## [TASK INPUTS]
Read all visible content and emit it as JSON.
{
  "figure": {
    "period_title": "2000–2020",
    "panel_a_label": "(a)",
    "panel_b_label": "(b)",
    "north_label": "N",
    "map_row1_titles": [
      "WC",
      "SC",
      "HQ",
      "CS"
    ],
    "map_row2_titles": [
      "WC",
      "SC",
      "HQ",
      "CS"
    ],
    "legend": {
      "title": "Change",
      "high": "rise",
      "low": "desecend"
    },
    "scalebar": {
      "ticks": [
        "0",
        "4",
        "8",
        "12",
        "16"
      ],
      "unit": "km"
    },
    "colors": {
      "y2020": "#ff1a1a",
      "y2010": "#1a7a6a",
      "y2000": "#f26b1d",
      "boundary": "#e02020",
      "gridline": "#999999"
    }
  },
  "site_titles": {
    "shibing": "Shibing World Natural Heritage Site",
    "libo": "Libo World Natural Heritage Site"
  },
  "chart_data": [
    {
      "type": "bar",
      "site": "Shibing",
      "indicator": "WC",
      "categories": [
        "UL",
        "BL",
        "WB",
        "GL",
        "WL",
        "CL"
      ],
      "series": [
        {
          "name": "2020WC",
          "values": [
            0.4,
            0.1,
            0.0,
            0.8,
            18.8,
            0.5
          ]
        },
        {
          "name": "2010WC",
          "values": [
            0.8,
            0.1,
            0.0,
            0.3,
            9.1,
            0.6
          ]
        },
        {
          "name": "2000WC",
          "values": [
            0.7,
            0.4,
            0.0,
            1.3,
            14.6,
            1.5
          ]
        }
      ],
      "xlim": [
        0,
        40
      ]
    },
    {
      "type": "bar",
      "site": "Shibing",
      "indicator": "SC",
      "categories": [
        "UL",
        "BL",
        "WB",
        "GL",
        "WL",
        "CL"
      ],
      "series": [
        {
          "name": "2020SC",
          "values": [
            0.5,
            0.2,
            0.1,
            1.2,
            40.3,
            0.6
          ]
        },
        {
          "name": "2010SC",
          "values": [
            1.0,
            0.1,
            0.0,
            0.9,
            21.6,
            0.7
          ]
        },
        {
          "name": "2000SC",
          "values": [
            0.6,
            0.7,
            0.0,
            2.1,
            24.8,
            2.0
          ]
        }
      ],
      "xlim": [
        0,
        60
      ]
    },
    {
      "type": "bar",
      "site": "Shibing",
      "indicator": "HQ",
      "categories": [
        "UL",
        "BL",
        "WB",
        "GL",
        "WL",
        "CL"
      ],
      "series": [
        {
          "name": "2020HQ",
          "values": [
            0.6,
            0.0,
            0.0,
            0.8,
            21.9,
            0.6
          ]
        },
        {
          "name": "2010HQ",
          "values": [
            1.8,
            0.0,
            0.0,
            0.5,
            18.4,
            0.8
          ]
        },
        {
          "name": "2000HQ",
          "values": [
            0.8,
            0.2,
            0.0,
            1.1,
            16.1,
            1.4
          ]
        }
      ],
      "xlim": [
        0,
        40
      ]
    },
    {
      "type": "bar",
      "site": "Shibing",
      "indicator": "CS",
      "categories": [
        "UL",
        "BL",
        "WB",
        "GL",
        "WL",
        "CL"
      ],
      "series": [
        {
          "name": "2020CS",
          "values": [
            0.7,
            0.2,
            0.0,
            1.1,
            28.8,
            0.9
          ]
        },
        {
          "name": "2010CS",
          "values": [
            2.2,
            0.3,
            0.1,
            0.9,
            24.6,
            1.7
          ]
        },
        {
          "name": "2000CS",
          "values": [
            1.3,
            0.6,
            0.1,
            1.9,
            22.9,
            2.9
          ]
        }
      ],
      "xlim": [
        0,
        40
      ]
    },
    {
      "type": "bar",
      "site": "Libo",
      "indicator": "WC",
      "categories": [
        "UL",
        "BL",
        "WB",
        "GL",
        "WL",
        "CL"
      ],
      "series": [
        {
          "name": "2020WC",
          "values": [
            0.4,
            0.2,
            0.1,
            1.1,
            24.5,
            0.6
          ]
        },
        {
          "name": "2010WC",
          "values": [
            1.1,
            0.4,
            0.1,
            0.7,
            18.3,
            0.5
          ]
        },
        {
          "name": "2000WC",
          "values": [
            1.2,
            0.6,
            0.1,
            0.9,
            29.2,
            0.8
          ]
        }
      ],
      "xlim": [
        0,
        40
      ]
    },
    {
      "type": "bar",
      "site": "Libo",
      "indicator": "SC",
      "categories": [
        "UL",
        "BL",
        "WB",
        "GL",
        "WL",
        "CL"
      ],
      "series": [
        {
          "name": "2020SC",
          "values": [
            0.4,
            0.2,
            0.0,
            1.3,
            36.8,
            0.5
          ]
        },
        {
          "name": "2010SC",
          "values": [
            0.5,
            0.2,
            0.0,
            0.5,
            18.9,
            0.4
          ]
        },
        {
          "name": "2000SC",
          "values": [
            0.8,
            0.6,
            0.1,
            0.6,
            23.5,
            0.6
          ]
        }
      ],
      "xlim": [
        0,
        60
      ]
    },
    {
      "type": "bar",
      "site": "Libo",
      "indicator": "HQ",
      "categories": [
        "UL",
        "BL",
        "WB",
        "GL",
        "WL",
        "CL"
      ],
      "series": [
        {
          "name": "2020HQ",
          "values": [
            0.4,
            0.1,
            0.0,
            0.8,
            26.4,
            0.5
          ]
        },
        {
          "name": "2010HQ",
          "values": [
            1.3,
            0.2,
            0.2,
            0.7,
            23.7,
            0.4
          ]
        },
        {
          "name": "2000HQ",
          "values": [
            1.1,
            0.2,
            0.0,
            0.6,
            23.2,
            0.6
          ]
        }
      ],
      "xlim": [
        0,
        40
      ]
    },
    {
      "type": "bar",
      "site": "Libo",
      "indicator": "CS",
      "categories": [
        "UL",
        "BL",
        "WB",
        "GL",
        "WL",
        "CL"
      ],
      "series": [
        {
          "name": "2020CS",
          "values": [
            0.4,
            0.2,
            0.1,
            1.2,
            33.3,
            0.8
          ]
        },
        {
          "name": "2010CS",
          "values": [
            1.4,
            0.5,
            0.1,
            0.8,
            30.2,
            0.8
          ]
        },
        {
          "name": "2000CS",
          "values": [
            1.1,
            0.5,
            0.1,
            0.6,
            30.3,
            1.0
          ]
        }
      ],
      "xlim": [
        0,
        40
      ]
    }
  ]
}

## [OBJECTIVE]
Reproduce every line above without error.

## [FULL RESPONSE]
Read all visible content and emit it as JSON.
{
  "figure": {
    "period_title": "2000–2020",
    "panel_a_label": "(a)",
    "panel_b_label": "(b)",
    "north_label": "N",
    "map_row1_titles": [
      "WC",
      "SC",
      "HQ",
      "CS"
    ],
    "map_row2_titles": [
      "WC",
      "SC",
      "HQ",
      "CS"
    ],
    "legend": {
      "title": "Change",
      "high": "rise",
      "low": "desecend"
    },
    "scalebar": {
      "ticks": [
        "0",
        "4",
        "8",
        "12",
        "16"
      ],
      "unit": "km"
    },
    "colors": {
      "y2020": "#ff1a1a",
      "y2010": "#1a7a6a",
      "y2000": "#f26b1d",
      "boundary": "#e02020",
      "gridline": "#999999"
    }
  },
  "site_titles": {
    "shibing": "Shibing World Natural Heritage Site",
    "libo": "Libo World Natural Heritage Site"
  },
  "chart_data": [
    {
      "type": "bar",
      "site": "Shibing",
      "indicator": "WC",
      "categories": [
        "UL",
        "BL",
        "WB",
        "GL",
        "WL",
        "CL"
      ],
      "series": [
        {
          "name": "2020WC",
          "values": [
            0.4,
            0.1,
            0.0,
            0.8,
            18.8,
            0.5
          ]
        },
        {
          "name": "2010WC",
          "values": [
            0.8,
            0.1,
            0.0,
            0.3,
            9.1,
            0.6
          ]
        },
        {
          "name": "2000WC",
          "values": [
            0.7,
            0.4,
            0.0,
            1.3,
            14.6,
            1.5
          ]
        }
      ],
      "xlim": [
        0,
        40
      ]
    },
    {
      "type": "bar",
      "site": "Shibing",
      "indicator": "SC",
      "categories": [
        "UL",
        "BL",
        "WB",
        "GL",
        "WL",
        "CL"
      ],
      "series": [
        {
          "name": "2020SC",
          "values": [
            0.5,
            0.2,
            0.1,
            1.2,
            40.3,
            0.6
          ]
        },
        {
          "name": "2010SC",
          "values": [
            1.0,
            0.1,
            0.0,
            0.9,
            21.6,
            0.7
          ]
        },
        {
          "name": "2000SC",
          "values": [
            0.6,
            0.7,
            0.0,
            2.1,
            24.8,
            2.0
          ]
        }
      ],
      "xlim": [
        0,
        60
      ]
    },
    {
      "type": "bar",
      "site": "Shibing",
      "indicator": "HQ",
      "categories": [
        "UL",
        "BL",
        "WB",
        "GL",
        "WL",
        "CL"
      ],
      "series": [
        {
          "name": "2020HQ",
          "values": [
            0.6,
            0.0,
            0.0,
            0.8,
            21.9,
            0.6
          ]
        },
        {
          "name": "2010HQ",
          "values": [
            1.8,
            0.0,
            0.0,
            0.5,
            18.4,
            0.8
          ]
        },
        {
          "name": "2000HQ",
          "values": [
            0.8,
            0.2,
            0.0,
            1.1,
            16.1,
            1.4
          ]
        }
      ],
      "xlim": [
        0,
        40
      ]
    },
    {
      "type": "bar",
      "site": "Shibing",
      "indicator": "CS",
      "categories": [
        "UL",
        "BL",
        "WB",
        "GL",
        "WL",
        "CL"
      ],
      "series": [
        {
          "name": "2020CS",
          "values": [
            0.7,
            0.2,
            0.0,
            1.1,
            28.8,
            0.9
          ]
        },
        {
          "name": "2010CS",
          "values": [
            2.2,
            0.3,
            0.1,
            0.9,
            24.6,
            1.7
          ]
        },
        {
          "name": "2000CS",
          "values": [
            1.3,
            0.6,
            0.1,
            1.9,
            22.9,
            2.9
          ]
        }
      ],
      "xlim": [
        0,
        40
      ]
    },
    {
      "type": "bar",
      "site": "Libo",
      "indicator": "WC",
      "categories": [
        "UL",
        "BL",
        "WB",
        "GL",
        "WL",
        "CL"
      ],
      "series": [
        {
          "name": "2020WC",
          "values": [
            0.4,
            0.2,
            0.1,
            1.1,
            24.5,
            0.6
          ]
        },
        {
          "name": "2010WC",
          "values": [
            1.1,
            0.4,
            0.1,
            0.7,
            18.3,
            0.5
          ]
        },
        {
          "name": "2000WC",
          "values": [
            1.2,
            0.6,
            0.1,
            0.9,
            29.2,
            0.8
          ]
        }
      ],
      "xlim": [
        0,
        40
      ]
    },
    {
      "type": "bar",
      "site": "Libo",
      "indicator": "SC",
      "categories": [
        "UL",
        "BL",
        "WB",
        "GL",
        "WL",
        "CL"
      ],
      "series": [
        {
          "name": "2020SC",
          "values": [
            0.4,
            0.2,
            0.0,
            1.3,
            36.8,
            0.5
          ]
        },
        {
          "name": "2010SC",
          "values": [
            0.5,
            0.2,
            0.0,
            0.5,
            18.9,
            0.4
          ]
        },
        {
          "name": "2000SC",
          "values": [
            0.8,
            0.6,
            0.1,
            0.6,
            23.5,
            0.6
          ]
        }
      ],
      "xlim": [
        0,
        60
      ]
    },
    {
      "type": "bar",
      "site": "Libo",
      "indicator": "HQ",
      "categories": [
        "UL",
        "BL",
        "WB",
        "GL",
        "WL",
        "CL"
      ],
      "series": [
        {
          "name": "2020HQ",
          "values": [
            0.4,
            0.1,
            0.0,
            0.8,
            26.4,
            0.5
          ]
        },
        {
          "name": "2010HQ",
          "values": [
            1.3,
            0.2,
            0.2,
            0.7,
            23.7,
            0.4
          ]
        },
        {
          "name": "2000HQ",
          "values": [
            1.1,
            0.2,
            0.0,
            0.6,
            23.2,
            0.6
          ]
        }
      ],
      "xlim": [
        0,
        40
      ]
    },
    {
      "type": "bar",
      "site": "Libo",
      "indicator": "CS",
      "categories": [
        "UL",
        "BL",
        "WB",
        "GL",
        "WL",
        "CL"
      ],
      "series": [
        {
          "name": "2020CS",
          "values": [
            0.4,
            0.2,
            0.1,
            1.2,
            33.3,
            0.8
          ]
        },
        {
          "name": "2010CS",
          "values": [
            1.4,
            0.5,
            0.1,
            0.8,
            30.2,
            0.8
          ]
        },
        {
          "name": "2000CS",
          "values": [
            1.1,
            0.5,
            0.1,
            0.6,
            30.3,
            1.0
          ]
        }
      ],
      "xlim": [
        0,
        40
      ]
    }
  ]
}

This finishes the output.